| What needs to be done |
Omit the pictures, then reproduce every remaining record exactly.

:: The input

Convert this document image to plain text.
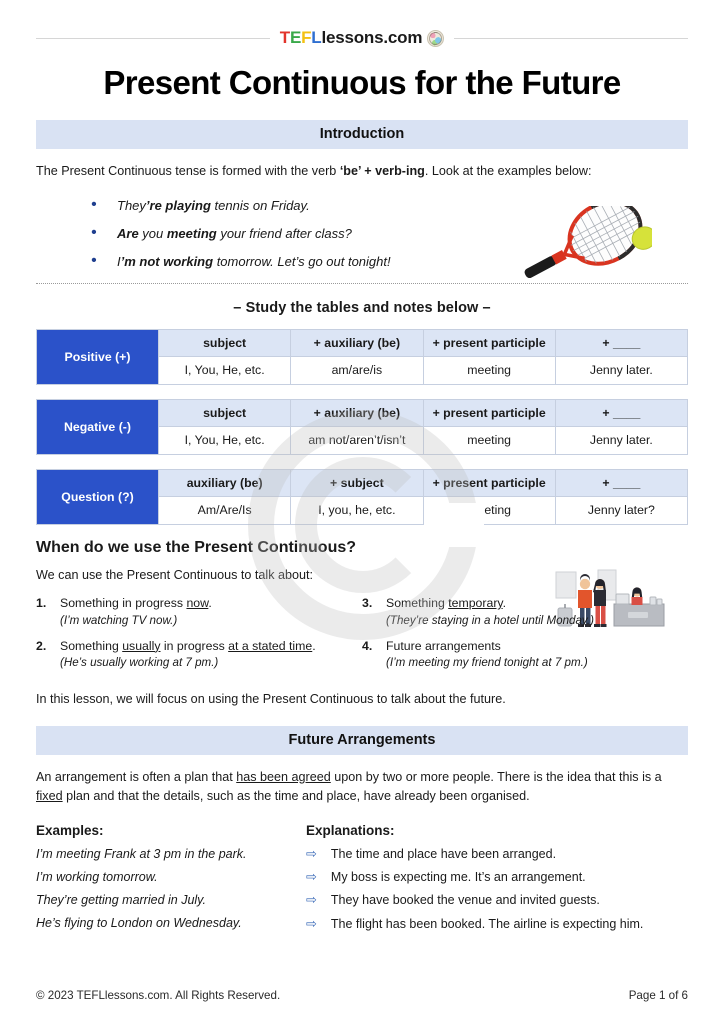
T E F L lessons.com
Present Continuous for the Future
Introduction

The Present Continuous tense is formed with the verb ‘be’ + verb-ing. Look at the examples below:

• They’re playing tennis on Friday.
• Are you meeting your friend after class?
• I’m not working tomorrow. Let’s go out tonight!
– Study the tables and notes below –
Positive (+)	subject	+ auxiliary (be)	+ present participle	+ ____
	I, You, He, etc.	am/are/is	meeting	Jenny later.
Negative (-)	subject	+ auxiliary (be)	+ present participle	+ ____
	I, You, He, etc.	am not/aren’t/isn’t	meeting	Jenny later.
Question (?)	auxiliary (be)	+ subject	+ present participle	+ ____
	Am/Are/Is	I, you, he, etc.	meeting	Jenny later?
When do we use the Present Continuous?

We can use the Present Continuous to talk about:

1. Something in progress now.
(I’m watching TV now.)
2. Something usually in progress at a stated time.
(He’s usually working at 7 pm.)
3. Something temporary.
(They’re staying in a hotel until Monday.)
4. Future arrangements
(I’m meeting my friend tonight at 7 pm.)

In this lesson, we will focus on using the Present Continuous to talk about the future.

Future Arrangements

An arrangement is often a plan that has been agreed upon by two or more people. There is the idea that this is a fixed plan and that the details, such as the time and place, have already been organised.

Examples:
I’m meeting Frank at 3 pm in the park.
I’m working tomorrow.
They’re getting married in July.
He’s flying to London on Wednesday.
Explanations:
⇨ The time and place have been arranged.
⇨ My boss is expecting me. It’s an arrangement.
⇨ They have booked the venue and invited guests.
⇨ The flight has been booked. The airline is expecting him.
© 2023 TEFLlessons.com. All Rights Reserved.	Page 1 of 6
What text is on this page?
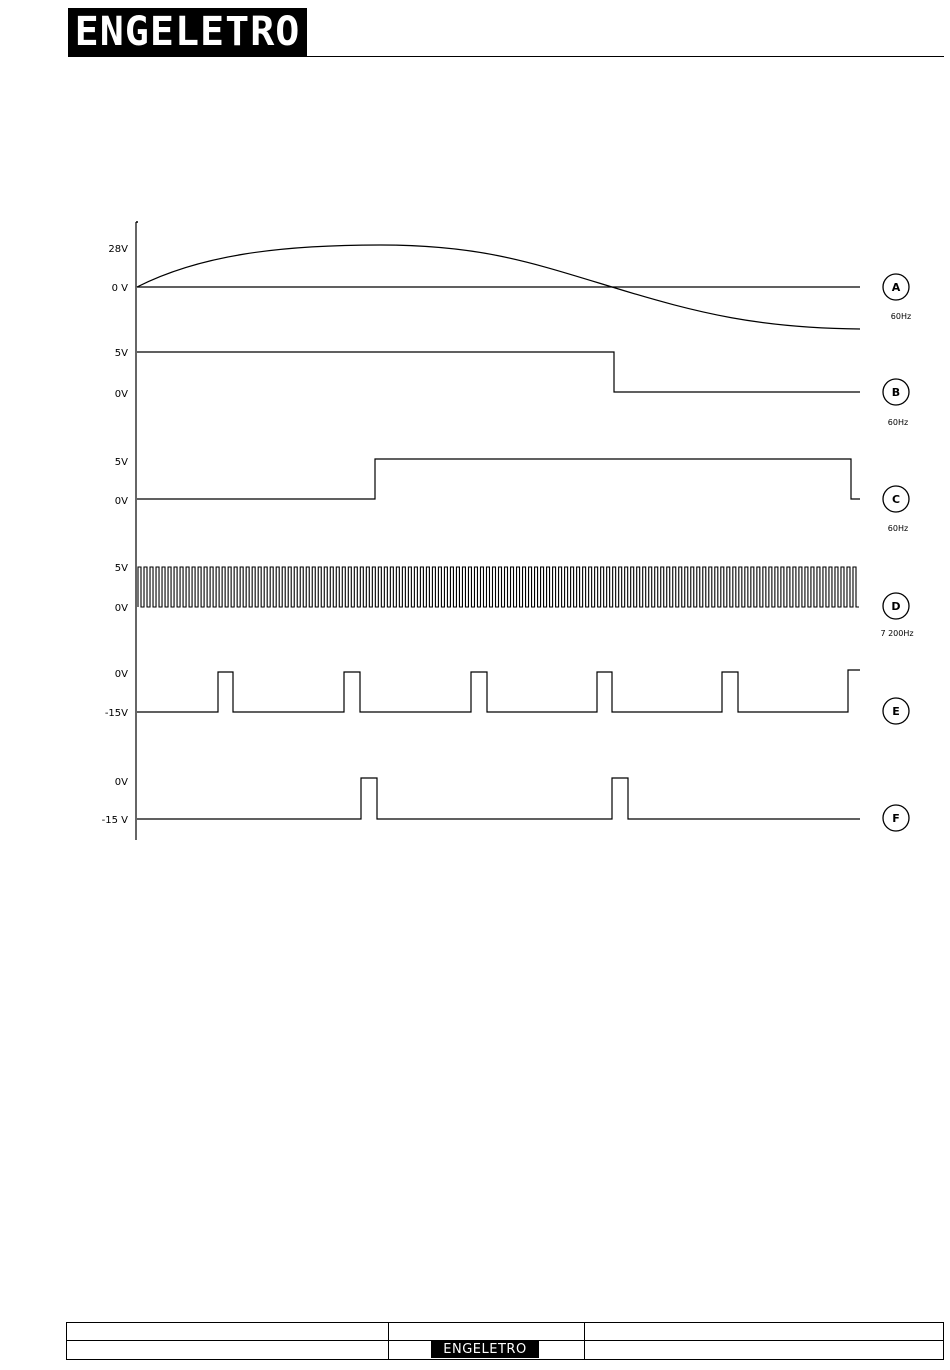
ENGELETRO
28V
0 V
5V
0V
5V
0V
5V
0V
0V
-15V
0V
-15 V
A
60Hz
B
60Hz
C
60Hz
D
7 200Hz
E
F
ENGELETRO
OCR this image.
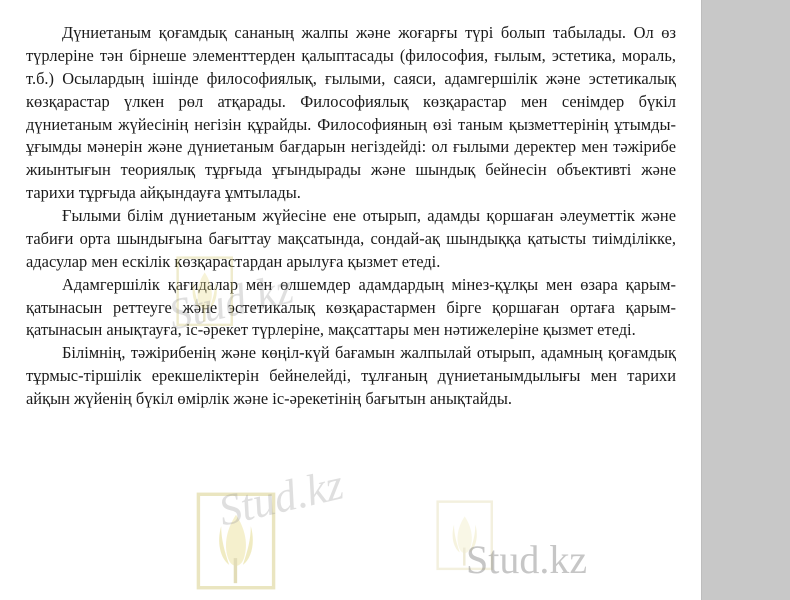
Дүниетаным қоғамдық сананың жалпы және жоғарғы түрі болып табылады. Ол өз түрлеріне тән бірнеше элементтерден қалыптасады (философия, ғылым, эстетика, мораль, т.б.) Осылардың ішінде философиялық, ғылыми, саяси, адамгершілік және эстетикалық көзқарастар үлкен рөл атқарады. Философиялық көзқарастар мен сенімдер бүкіл дүниетаным жүйесінің негізін құрайды. Философияның өзі таным қызметтерінің ұтымды-ұғымды мәнерін және дүниетаным бағдарын негіздейді: ол ғылыми деректер мен тәжірибе жиынтығын теориялық тұрғыда ұғындырады және шындық бейнесін объективті және тарихи тұрғыда айқындауға ұмтылады.

Ғылыми білім дүниетаным жүйесіне ене отырып, адамды қоршаған әлеуметтік және табиғи орта шындығына бағыттау мақсатында, сондай-ақ шындыққа қатысты тиімділікке, адасулар мен ескілік көзқарастардан арылуға қызмет етеді.

Адамгершілік қағидалар мен өлшемдер адамдардың мінез-құлқы мен өзара қарым-қатынасын реттеуге және эстетикалық көзқарастармен бірге қоршаған ортаға қарым-қатынасын анықтауға, іс-әрекет түрлеріне, мақсаттары мен нәтижелеріне қызмет етеді.

Білімнің, тәжірибенің және көңіл-күй бағамын жалпылай отырып, адамның қоғамдық тұрмыс-тіршілік ерекшеліктерін бейнелейді, тұлғаның дүниетанымдылығы мен тарихи айқын жүйенің бүкіл өмірлік және іс-әрекетінің бағытын анықтайды.

Stud.kz
Stud.kz
Stud.kz
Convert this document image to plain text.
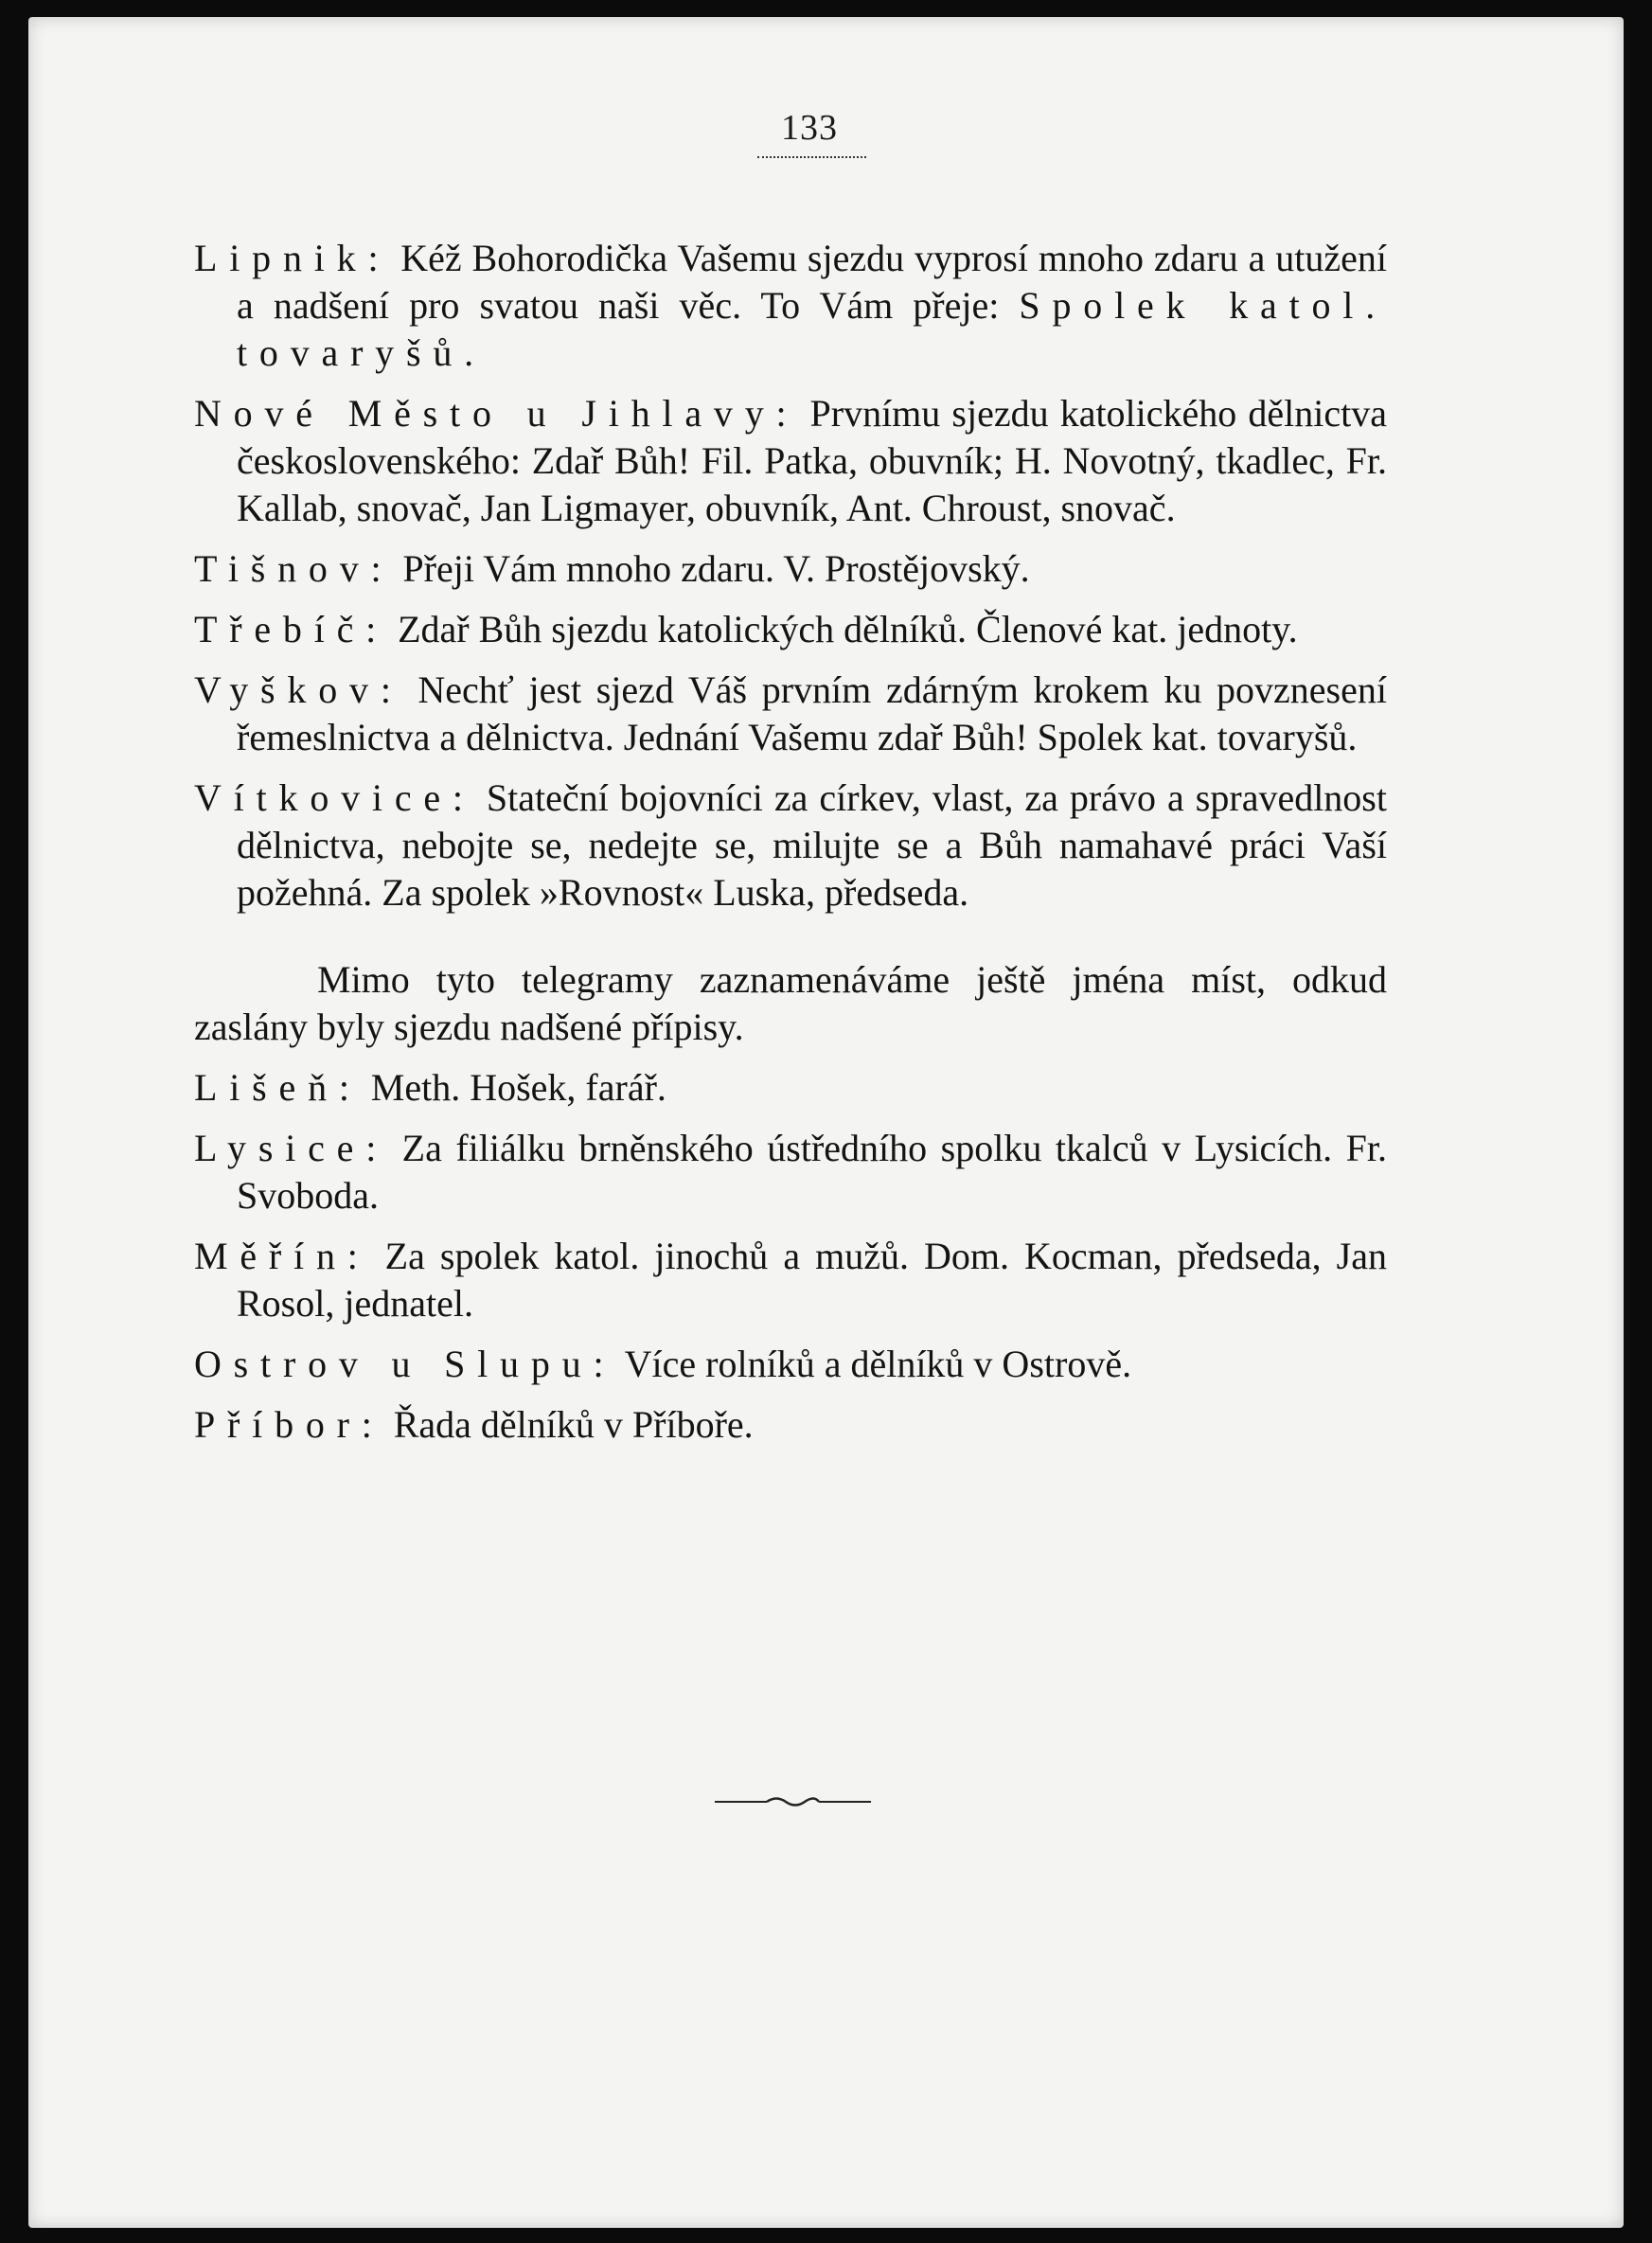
133

Lipnik: Kéž Bohorodička Vašemu sjezdu vyprosí mnoho zdaru a utužení a nadšení pro svatou naši věc. To Vám přeje: Spolek katol. tovaryšů.

Nové Město u Jihlavy: Prvnímu sjezdu katolického dělnictva československého: Zdař Bůh! Fil. Patka, obuvník; H. Novotný, tkadlec, Fr. Kallab, snovač, Jan Ligmayer, obuvník, Ant. Chroust, snovač.

Tišnov: Přeji Vám mnoho zdaru. V. Prostějovský.

Třebíč: Zdař Bůh sjezdu katolických dělníků. Členové kat. jednoty.

Vyškov: Nechť jest sjezd Váš prvním zdárným krokem ku povznesení řemeslnictva a dělnictva. Jednání Vašemu zdař Bůh! Spolek kat. tovaryšů.

Vítkovice: Stateční bojovníci za církev, vlast, za právo a spravedlnost dělnictva, nebojte se, nedejte se, milujte se a Bůh namahavé práci Vaší požehná. Za spolek »Rovnost« Luska, předseda.

Mimo tyto telegramy zaznamenáváme ještě jména míst, odkud zaslány byly sjezdu nadšené přípisy.

Lišeň: Meth. Hošek, farář.

Lysice: Za filiálku brněnského ústředního spolku tkalců v Lysicích. Fr. Svoboda.

Měřín: Za spolek katol. jinochů a mužů. Dom. Kocman, předseda, Jan Rosol, jednatel.

Ostrov u Slupu: Více rolníků a dělníků v Ostrově.

Příbor: Řada dělníků v Příboře.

::::

| Complete response |
Convert this document image to plain text.
T E F L lessons.com
Present Continuous for the Future
Introduction

The Present Continuous tense is formed with the verb ‘be’ + verb-ing. Look at the examples below:

• They’re playing tennis on Friday.
• Are you meeting your friend after class?
• I’m not working tomorrow. Let’s go out tonight!
– Study the tables and notes below –
Positive (+)	subject	+ auxiliary (be)	+ present participle	+ ____
	I, You, He, etc.	am/are/is	meeting	Jenny later.
Negative (-)	subject	+ auxiliary (be)	+ present participle	+ ____
	I, You, He, etc.	am not/aren’t/isn’t	meeting	Jenny later.
Question (?)	auxiliary (be)	+ subject	+ present participle	+ ____
	Am/Are/Is	I, you, he, etc.	meeting	Jenny later?
When do we use the Present Continuous?

We can use the Present Continuous to talk about:

1. Something in progress now.
(I’m watching TV now.)
2. Something usually in progress at a stated time.
(He’s usually working at 7 pm.)
3. Something temporary.
(They’re staying in a hotel until Monday.)
4. Future arrangements
(I’m meeting my friend tonight at 7 pm.)

In this lesson, we will focus on using the Present Continuous to talk about the future.

Future Arrangements

An arrangement is often a plan that has been agreed upon by two or more people. There is the idea that this is a fixed plan and that the details, such as the time and place, have already been organised.

Examples:
I’m meeting Frank at 3 pm in the park.
I’m working tomorrow.
They’re getting married in July.
He’s flying to London on Wednesday.
Explanations:
⇨ The time and place have been arranged.
⇨ My boss is expecting me. It’s an arrangement.
⇨ They have booked the venue and invited guests.
⇨ The flight has been booked. The airline is expecting him.
© 2023 TEFLlessons.com. All Rights Reserved.	Page 1 of 6
What text is on this page?
ENGELETRO
28V
0 V
5V
0V
5V
0V
5V
0V
0V
-15V
0V
-15 V
A
60Hz
B
60Hz
C
60Hz
D
7 200Hz
E
F
ENGELETRO
OCR this image.
Дүниетаным қоғамдық сананың жалпы және жоғарғы түрі болып табылады. Ол өз түрлеріне тән бірнеше элементтерден қалыптасады (философия, ғылым, эстетика, мораль, т.б.) Осылардың ішінде философиялық, ғылыми, саяси, адамгершілік және эстетикалық көзқарастар үлкен рөл атқарады. Философиялық көзқарастар мен сенімдер бүкіл дүниетаным жүйесінің негізін құрайды. Философияның өзі таным қызметтерінің ұтымды-ұғымды мәнерін және дүниетаным бағдарын негіздейді: ол ғылыми деректер мен тәжірибе жиынтығын теориялық тұрғыда ұғындырады және шындық бейнесін объективті және тарихи тұрғыда айқындауға ұмтылады.

Ғылыми білім дүниетаным жүйесіне ене отырып, адамды қоршаған әлеуметтік және табиғи орта шындығына бағыттау мақсатында, сондай-ақ шындыққа қатысты тиімділікке, адасулар мен ескілік көзқарастардан арылуға қызмет етеді.

Адамгершілік қағидалар мен өлшемдер адамдардың мінез-құлқы мен өзара қарым-қатынасын реттеуге және эстетикалық көзқарастармен бірге қоршаған ортаға қарым-қатынасын анықтауға, іс-әрекет түрлеріне, мақсаттары мен нәтижелеріне қызмет етеді.

Білімнің, тәжірибенің және көңіл-күй бағамын жалпылай отырып, адамның қоғамдық тұрмыс-тіршілік ерекшеліктерін бейнелейді, тұлғаның дүниетанымдылығы мен тарихи айқын жүйенің бүкіл өмірлік және іс-әрекетінің бағытын анықтайды.

Stud.kz
Stud.kz
Stud.kz
Convert this document image to plain text.
133

Lipnik: Kéž Bohorodička Vašemu sjezdu vyprosí mnoho zdaru a utužení a nadšení pro svatou naši věc. To Vám přeje: Spolek katol. tovaryšů.

Nové Město u Jihlavy: Prvnímu sjezdu katolického dělnictva československého: Zdař Bůh! Fil. Patka, obuvník; H. Novotný, tkadlec, Fr. Kallab, snovač, Jan Ligmayer, obuvník, Ant. Chroust, snovač.

Tišnov: Přeji Vám mnoho zdaru. V. Prostějovský.

Třebíč: Zdař Bůh sjezdu katolických dělníků. Členové kat. jednoty.

Vyškov: Nechť jest sjezd Váš prvním zdárným krokem ku povznesení řemeslnictva a dělnictva. Jednání Vašemu zdař Bůh! Spolek kat. tovaryšů.

Vítkovice: Stateční bojovníci za církev, vlast, za právo a spravedlnost dělnictva, nebojte se, nedejte se, milujte se a Bůh namahavé práci Vaší požehná. Za spolek »Rovnost« Luska, předseda.

Mimo tyto telegramy zaznamenáváme ještě jména míst, odkud zaslány byly sjezdu nadšené přípisy.

Lišeň: Meth. Hošek, farář.

Lysice: Za filiálku brněnského ústředního spolku tkalců v Lysicích. Fr. Svoboda.

Měřín: Za spolek katol. jinochů a mužů. Dom. Kocman, předseda, Jan Rosol, jednatel.

Ostrov u Slupu: Více rolníků a dělníků v Ostrově.

Příbor: Řada dělníků v Příboře.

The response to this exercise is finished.